▶ **Records from a collection of figures**
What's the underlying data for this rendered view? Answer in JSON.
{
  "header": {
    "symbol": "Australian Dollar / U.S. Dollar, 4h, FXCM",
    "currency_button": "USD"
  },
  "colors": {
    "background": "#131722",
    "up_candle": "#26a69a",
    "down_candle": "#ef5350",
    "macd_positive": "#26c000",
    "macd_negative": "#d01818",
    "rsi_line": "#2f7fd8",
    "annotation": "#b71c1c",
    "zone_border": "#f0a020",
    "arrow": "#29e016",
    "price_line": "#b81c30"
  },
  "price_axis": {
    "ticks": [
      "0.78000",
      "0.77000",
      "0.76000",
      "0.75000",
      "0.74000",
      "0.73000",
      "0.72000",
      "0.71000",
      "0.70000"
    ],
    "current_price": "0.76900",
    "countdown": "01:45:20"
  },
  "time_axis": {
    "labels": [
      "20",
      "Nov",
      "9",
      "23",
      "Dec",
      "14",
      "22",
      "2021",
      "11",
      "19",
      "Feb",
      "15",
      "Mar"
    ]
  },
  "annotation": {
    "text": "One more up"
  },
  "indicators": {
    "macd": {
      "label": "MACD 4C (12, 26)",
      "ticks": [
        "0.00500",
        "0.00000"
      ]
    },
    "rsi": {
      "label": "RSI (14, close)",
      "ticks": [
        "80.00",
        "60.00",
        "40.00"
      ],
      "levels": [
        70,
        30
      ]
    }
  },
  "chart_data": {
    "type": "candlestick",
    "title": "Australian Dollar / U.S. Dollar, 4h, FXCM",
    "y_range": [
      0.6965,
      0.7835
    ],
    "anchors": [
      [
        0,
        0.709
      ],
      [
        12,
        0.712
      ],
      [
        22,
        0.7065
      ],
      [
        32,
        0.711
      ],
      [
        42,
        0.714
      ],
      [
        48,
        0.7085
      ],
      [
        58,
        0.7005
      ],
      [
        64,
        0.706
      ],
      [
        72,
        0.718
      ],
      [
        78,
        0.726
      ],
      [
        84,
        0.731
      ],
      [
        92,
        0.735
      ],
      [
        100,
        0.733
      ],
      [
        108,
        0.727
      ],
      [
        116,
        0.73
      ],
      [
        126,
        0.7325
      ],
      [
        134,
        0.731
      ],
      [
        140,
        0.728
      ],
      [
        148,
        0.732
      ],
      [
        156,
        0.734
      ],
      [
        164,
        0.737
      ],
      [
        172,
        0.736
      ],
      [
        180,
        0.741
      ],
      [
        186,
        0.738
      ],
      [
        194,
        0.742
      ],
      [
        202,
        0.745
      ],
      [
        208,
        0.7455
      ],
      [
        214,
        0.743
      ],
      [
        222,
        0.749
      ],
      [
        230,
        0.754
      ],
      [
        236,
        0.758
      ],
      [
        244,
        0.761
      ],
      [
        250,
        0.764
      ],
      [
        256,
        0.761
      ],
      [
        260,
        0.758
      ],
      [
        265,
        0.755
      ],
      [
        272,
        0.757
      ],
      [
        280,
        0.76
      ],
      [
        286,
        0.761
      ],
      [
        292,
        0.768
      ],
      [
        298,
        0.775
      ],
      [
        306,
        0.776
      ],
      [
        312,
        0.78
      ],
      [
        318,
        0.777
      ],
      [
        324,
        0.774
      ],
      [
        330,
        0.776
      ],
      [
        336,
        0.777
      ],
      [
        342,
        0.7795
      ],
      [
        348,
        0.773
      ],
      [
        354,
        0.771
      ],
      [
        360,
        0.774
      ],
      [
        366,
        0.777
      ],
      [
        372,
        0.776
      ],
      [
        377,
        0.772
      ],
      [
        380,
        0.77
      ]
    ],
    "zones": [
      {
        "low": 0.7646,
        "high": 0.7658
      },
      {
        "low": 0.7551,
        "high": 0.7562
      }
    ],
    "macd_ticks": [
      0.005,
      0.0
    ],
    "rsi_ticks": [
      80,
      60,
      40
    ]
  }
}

▶ **WRITTEN EXERCISE**
Without leaving anything out, quote all the data.

▶ **ANSWER BELOW**
What's the underlying data for this rendered view? Answer in JSON.
{
  "header": {
    "symbol": "Australian Dollar / U.S. Dollar, 4h, FXCM",
    "currency_button": "USD"
  },
  "colors": {
    "background": "#131722",
    "up_candle": "#26a69a",
    "down_candle": "#ef5350",
    "macd_positive": "#26c000",
    "macd_negative": "#d01818",
    "rsi_line": "#2f7fd8",
    "annotation": "#b71c1c",
    "zone_border": "#f0a020",
    "arrow": "#29e016",
    "price_line": "#b81c30"
  },
  "price_axis": {
    "ticks": [
      "0.78000",
      "0.77000",
      "0.76000",
      "0.75000",
      "0.74000",
      "0.73000",
      "0.72000",
      "0.71000",
      "0.70000"
    ],
    "current_price": "0.76900",
    "countdown": "01:45:20"
  },
  "time_axis": {
    "labels": [
      "20",
      "Nov",
      "9",
      "23",
      "Dec",
      "14",
      "22",
      "2021",
      "11",
      "19",
      "Feb",
      "15",
      "Mar"
    ]
  },
  "annotation": {
    "text": "One more up"
  },
  "indicators": {
    "macd": {
      "label": "MACD 4C (12, 26)",
      "ticks": [
        "0.00500",
        "0.00000"
      ]
    },
    "rsi": {
      "label": "RSI (14, close)",
      "ticks": [
        "80.00",
        "60.00",
        "40.00"
      ],
      "levels": [
        70,
        30
      ]
    }
  },
  "chart_data": {
    "type": "candlestick",
    "title": "Australian Dollar / U.S. Dollar, 4h, FXCM",
    "y_range": [
      0.6965,
      0.7835
    ],
    "anchors": [
      [
        0,
        0.709
      ],
      [
        12,
        0.712
      ],
      [
        22,
        0.7065
      ],
      [
        32,
        0.711
      ],
      [
        42,
        0.714
      ],
      [
        48,
        0.7085
      ],
      [
        58,
        0.7005
      ],
      [
        64,
        0.706
      ],
      [
        72,
        0.718
      ],
      [
        78,
        0.726
      ],
      [
        84,
        0.731
      ],
      [
        92,
        0.735
      ],
      [
        100,
        0.733
      ],
      [
        108,
        0.727
      ],
      [
        116,
        0.73
      ],
      [
        126,
        0.7325
      ],
      [
        134,
        0.731
      ],
      [
        140,
        0.728
      ],
      [
        148,
        0.732
      ],
      [
        156,
        0.734
      ],
      [
        164,
        0.737
      ],
      [
        172,
        0.736
      ],
      [
        180,
        0.741
      ],
      [
        186,
        0.738
      ],
      [
        194,
        0.742
      ],
      [
        202,
        0.745
      ],
      [
        208,
        0.7455
      ],
      [
        214,
        0.743
      ],
      [
        222,
        0.749
      ],
      [
        230,
        0.754
      ],
      [
        236,
        0.758
      ],
      [
        244,
        0.761
      ],
      [
        250,
        0.764
      ],
      [
        256,
        0.761
      ],
      [
        260,
        0.758
      ],
      [
        265,
        0.755
      ],
      [
        272,
        0.757
      ],
      [
        280,
        0.76
      ],
      [
        286,
        0.761
      ],
      [
        292,
        0.768
      ],
      [
        298,
        0.775
      ],
      [
        306,
        0.776
      ],
      [
        312,
        0.78
      ],
      [
        318,
        0.777
      ],
      [
        324,
        0.774
      ],
      [
        330,
        0.776
      ],
      [
        336,
        0.777
      ],
      [
        342,
        0.7795
      ],
      [
        348,
        0.773
      ],
      [
        354,
        0.771
      ],
      [
        360,
        0.774
      ],
      [
        366,
        0.777
      ],
      [
        372,
        0.776
      ],
      [
        377,
        0.772
      ],
      [
        380,
        0.77
      ]
    ],
    "zones": [
      {
        "low": 0.7646,
        "high": 0.7658
      },
      {
        "low": 0.7551,
        "high": 0.7562
      }
    ],
    "macd_ticks": [
      0.005,
      0.0
    ],
    "rsi_ticks": [
      80,
      60,
      40
    ]
  }
}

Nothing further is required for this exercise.